▶ [TASK STATEMENT]:
Extract every line of the items below and reproduce each one verbatim, without changing any character.

┏━━

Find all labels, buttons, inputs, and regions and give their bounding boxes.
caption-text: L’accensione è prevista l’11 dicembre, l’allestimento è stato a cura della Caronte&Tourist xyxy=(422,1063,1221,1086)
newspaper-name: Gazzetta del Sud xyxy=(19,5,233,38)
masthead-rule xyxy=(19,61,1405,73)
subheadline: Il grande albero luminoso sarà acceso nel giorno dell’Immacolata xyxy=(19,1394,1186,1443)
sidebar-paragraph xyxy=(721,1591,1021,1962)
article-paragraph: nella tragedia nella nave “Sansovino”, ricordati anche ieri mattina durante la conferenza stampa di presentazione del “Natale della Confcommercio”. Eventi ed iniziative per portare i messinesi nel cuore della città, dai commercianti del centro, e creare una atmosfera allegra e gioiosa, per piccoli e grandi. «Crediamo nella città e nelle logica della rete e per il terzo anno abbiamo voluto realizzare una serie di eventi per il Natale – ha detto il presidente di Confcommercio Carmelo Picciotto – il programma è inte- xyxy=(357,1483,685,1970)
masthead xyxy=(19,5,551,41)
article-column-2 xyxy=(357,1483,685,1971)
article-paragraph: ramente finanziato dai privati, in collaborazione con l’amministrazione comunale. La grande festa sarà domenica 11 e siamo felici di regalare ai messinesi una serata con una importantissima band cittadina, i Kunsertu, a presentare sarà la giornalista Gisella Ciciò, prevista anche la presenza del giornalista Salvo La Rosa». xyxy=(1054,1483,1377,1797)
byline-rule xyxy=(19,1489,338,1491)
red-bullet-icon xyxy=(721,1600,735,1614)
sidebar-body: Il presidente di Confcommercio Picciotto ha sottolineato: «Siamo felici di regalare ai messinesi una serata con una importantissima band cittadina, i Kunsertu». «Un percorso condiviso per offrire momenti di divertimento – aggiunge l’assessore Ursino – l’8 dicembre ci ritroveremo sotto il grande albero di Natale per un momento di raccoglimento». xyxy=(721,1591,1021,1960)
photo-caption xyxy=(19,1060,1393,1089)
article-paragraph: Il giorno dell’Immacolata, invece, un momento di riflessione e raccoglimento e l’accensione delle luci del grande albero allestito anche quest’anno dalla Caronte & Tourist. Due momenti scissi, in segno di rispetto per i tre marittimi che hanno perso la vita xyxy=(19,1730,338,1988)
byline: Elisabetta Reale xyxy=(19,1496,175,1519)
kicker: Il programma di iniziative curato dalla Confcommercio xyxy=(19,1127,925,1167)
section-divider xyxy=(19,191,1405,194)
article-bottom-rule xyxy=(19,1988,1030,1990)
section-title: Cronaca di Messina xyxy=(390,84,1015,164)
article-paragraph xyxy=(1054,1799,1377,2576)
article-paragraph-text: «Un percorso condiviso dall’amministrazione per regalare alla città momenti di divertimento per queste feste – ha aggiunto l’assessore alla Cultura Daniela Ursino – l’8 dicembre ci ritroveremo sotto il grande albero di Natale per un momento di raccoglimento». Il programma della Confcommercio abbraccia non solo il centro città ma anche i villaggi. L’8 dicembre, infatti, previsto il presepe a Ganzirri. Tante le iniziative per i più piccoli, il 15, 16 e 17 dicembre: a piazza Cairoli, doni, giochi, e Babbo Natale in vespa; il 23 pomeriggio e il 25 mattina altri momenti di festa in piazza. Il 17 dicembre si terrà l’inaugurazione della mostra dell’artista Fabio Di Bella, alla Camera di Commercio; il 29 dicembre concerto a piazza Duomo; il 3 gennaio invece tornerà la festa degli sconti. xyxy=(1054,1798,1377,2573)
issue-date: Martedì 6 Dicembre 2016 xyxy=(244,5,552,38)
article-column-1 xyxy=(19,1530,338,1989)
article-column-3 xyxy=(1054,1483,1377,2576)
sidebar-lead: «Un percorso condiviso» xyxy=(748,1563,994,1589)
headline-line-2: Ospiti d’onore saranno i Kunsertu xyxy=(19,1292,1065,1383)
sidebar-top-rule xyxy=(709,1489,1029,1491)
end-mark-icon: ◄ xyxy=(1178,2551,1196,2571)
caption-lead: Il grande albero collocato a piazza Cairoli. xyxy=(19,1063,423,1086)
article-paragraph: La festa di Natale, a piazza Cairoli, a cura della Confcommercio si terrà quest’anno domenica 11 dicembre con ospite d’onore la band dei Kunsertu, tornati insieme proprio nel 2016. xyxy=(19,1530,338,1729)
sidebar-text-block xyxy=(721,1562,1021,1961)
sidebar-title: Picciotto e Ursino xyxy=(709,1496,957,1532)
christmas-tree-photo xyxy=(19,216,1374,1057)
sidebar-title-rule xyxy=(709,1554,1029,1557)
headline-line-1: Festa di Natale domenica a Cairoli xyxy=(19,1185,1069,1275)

┗━━

▶ [COMPLETED EXERCISE]:
Find all labels, buttons, inputs, and regions and give their bounding boxes.
caption-text: L’accensione è prevista l’11 dicembre, l’allestimento è stato a cura della Caronte&Tourist xyxy=(422,1063,1221,1086)
newspaper-name: Gazzetta del Sud xyxy=(19,5,233,38)
masthead-rule xyxy=(19,61,1405,73)
subheadline: Il grande albero luminoso sarà acceso nel giorno dell’Immacolata xyxy=(19,1394,1186,1443)
sidebar-paragraph xyxy=(721,1591,1021,1962)
article-paragraph: nella tragedia nella nave “Sansovino”, ricordati anche ieri mattina durante la conferenza stampa di presentazione del “Natale della Confcommercio”. Eventi ed iniziative per portare i messinesi nel cuore della città, dai commercianti del centro, e creare una atmosfera allegra e gioiosa, per piccoli e grandi. «Crediamo nella città e nelle logica della rete e per il terzo anno abbiamo voluto realizzare una serie di eventi per il Natale – ha detto il presidente di Confcommercio Carmelo Picciotto – il programma è inte- xyxy=(357,1483,685,1970)
masthead xyxy=(19,5,551,41)
article-column-2 xyxy=(357,1483,685,1971)
article-paragraph: ramente finanziato dai privati, in collaborazione con l’amministrazione comunale. La grande festa sarà domenica 11 e siamo felici di regalare ai messinesi una serata con una importantissima band cittadina, i Kunsertu, a presentare sarà la giornalista Gisella Ciciò, prevista anche la presenza del giornalista Salvo La Rosa». xyxy=(1054,1483,1377,1797)
byline-rule xyxy=(19,1489,338,1491)
red-bullet-icon xyxy=(721,1600,735,1614)
sidebar-body: Il presidente di Confcommercio Picciotto ha sottolineato: «Siamo felici di regalare ai messinesi una serata con una importantissima band cittadina, i Kunsertu». «Un percorso condiviso per offrire momenti di divertimento – aggiunge l’assessore Ursino – l’8 dicembre ci ritroveremo sotto il grande albero di Natale per un momento di raccoglimento». xyxy=(721,1591,1021,1960)
photo-caption xyxy=(19,1060,1393,1089)
article-paragraph: Il giorno dell’Immacolata, invece, un momento di riflessione e raccoglimento e l’accensione delle luci del grande albero allestito anche quest’anno dalla Caronte & Tourist. Due momenti scissi, in segno di rispetto per i tre marittimi che hanno perso la vita xyxy=(19,1730,338,1988)
byline: Elisabetta Reale xyxy=(19,1496,175,1519)
kicker: Il programma di iniziative curato dalla Confcommercio xyxy=(19,1127,925,1167)
section-divider xyxy=(19,191,1405,194)
article-bottom-rule xyxy=(19,1988,1030,1990)
section-title: Cronaca di Messina xyxy=(390,84,1015,164)
article-paragraph xyxy=(1054,1799,1377,2576)
article-paragraph-text: «Un percorso condiviso dall’amministrazione per regalare alla città momenti di divertimento per queste feste – ha aggiunto l’assessore alla Cultura Daniela Ursino – l’8 dicembre ci ritroveremo sotto il grande albero di Natale per un momento di raccoglimento». Il programma della Confcommercio abbraccia non solo il centro città ma anche i villaggi. L’8 dicembre, infatti, previsto il presepe a Ganzirri. Tante le iniziative per i più piccoli, il 15, 16 e 17 dicembre: a piazza Cairoli, doni, giochi, e Babbo Natale in vespa; il 23 pomeriggio e il 25 mattina altri momenti di festa in piazza. Il 17 dicembre si terrà l’inaugurazione della mostra dell’artista Fabio Di Bella, alla Camera di Commercio; il 29 dicembre concerto a piazza Duomo; il 3 gennaio invece tornerà la festa degli sconti. xyxy=(1054,1798,1377,2573)
issue-date: Martedì 6 Dicembre 2016 xyxy=(244,5,552,38)
article-column-1 xyxy=(19,1530,338,1989)
article-column-3 xyxy=(1054,1483,1377,2576)
sidebar-lead: «Un percorso condiviso» xyxy=(748,1563,994,1589)
headline-line-2: Ospiti d’onore saranno i Kunsertu xyxy=(19,1292,1065,1383)
sidebar-top-rule xyxy=(709,1489,1029,1491)
end-mark-icon: ◄ xyxy=(1178,2551,1196,2571)
caption-lead: Il grande albero collocato a piazza Cairoli. xyxy=(19,1063,423,1086)
article-paragraph: La festa di Natale, a piazza Cairoli, a cura della Confcommercio si terrà quest’anno domenica 11 dicembre con ospite d’onore la band dei Kunsertu, tornati insieme proprio nel 2016. xyxy=(19,1530,338,1729)
sidebar-text-block xyxy=(721,1562,1021,1961)
sidebar-title: Picciotto e Ursino xyxy=(709,1496,957,1532)
christmas-tree-photo xyxy=(19,216,1374,1057)
sidebar-title-rule xyxy=(709,1554,1029,1557)
headline-line-1: Festa di Natale domenica a Cairoli xyxy=(19,1185,1069,1275)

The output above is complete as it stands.